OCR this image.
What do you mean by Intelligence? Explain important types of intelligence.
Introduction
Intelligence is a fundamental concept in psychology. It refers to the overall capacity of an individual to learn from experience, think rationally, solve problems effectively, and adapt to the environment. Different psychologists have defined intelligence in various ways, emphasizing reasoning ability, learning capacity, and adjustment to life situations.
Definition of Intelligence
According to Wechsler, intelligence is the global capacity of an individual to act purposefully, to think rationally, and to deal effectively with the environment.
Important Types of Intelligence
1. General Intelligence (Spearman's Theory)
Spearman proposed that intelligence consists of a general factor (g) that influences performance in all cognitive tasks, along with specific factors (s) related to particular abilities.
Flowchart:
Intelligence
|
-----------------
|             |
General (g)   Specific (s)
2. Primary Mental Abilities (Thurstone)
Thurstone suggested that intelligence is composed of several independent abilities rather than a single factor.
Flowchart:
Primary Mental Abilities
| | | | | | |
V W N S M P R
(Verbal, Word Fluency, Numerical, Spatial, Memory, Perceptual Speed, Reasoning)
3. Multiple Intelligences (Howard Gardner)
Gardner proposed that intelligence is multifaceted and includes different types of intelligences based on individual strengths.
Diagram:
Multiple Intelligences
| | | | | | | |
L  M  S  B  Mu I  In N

* * *

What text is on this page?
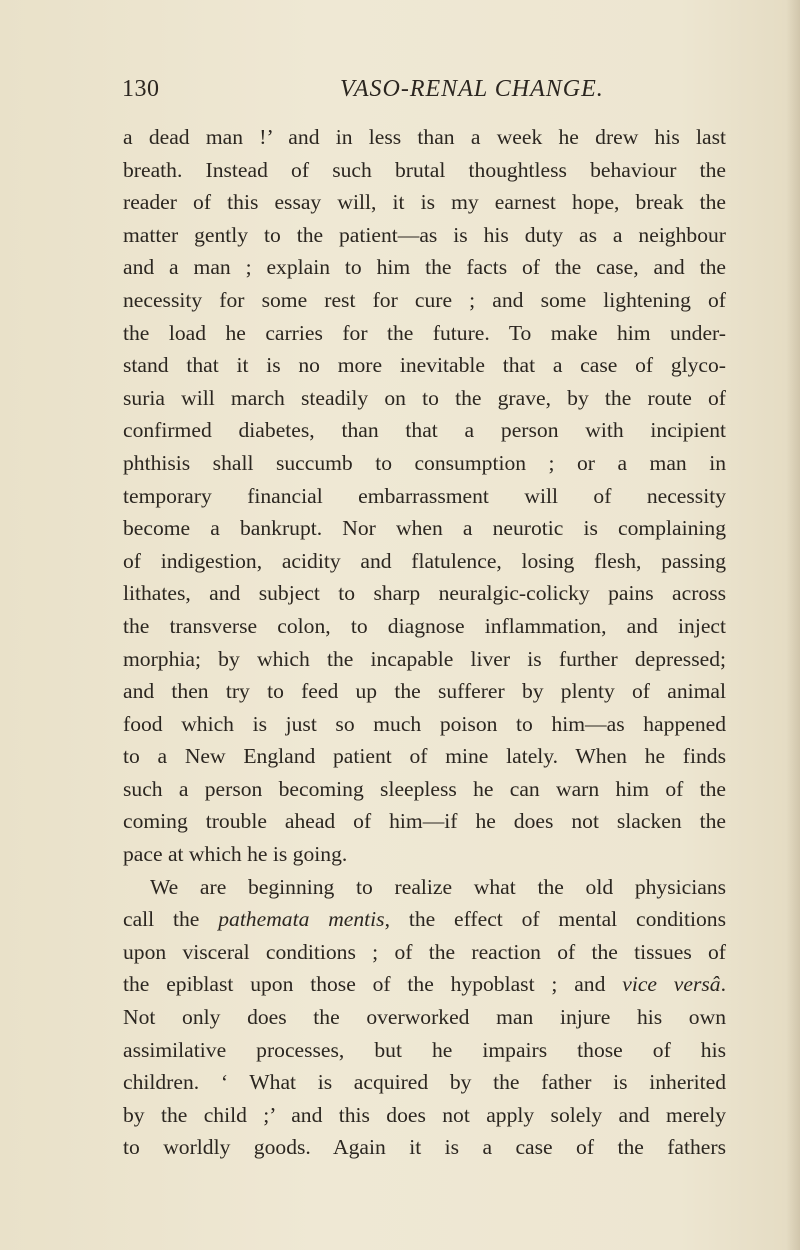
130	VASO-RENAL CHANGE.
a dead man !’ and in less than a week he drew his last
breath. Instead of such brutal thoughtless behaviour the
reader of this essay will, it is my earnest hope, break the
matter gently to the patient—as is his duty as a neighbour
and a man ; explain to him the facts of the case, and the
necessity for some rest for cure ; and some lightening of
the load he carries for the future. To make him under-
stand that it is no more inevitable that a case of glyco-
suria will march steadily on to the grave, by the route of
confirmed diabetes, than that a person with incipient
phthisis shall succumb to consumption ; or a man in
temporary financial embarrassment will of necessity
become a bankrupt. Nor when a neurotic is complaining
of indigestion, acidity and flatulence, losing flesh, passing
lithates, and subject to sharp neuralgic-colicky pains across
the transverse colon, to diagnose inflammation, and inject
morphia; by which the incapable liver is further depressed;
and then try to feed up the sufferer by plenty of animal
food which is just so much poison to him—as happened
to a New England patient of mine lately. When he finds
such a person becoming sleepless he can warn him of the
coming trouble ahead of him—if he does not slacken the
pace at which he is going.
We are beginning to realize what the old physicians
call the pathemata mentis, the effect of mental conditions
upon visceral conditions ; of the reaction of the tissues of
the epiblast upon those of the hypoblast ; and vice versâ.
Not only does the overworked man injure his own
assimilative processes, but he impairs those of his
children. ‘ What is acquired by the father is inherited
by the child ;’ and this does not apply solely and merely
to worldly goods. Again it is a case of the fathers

* [To do]: Which lines above contain "Multiple"? Show each of them.

* [Task output]:
3. Multiple Intelligences (Howard Gardner)
Multiple Intelligences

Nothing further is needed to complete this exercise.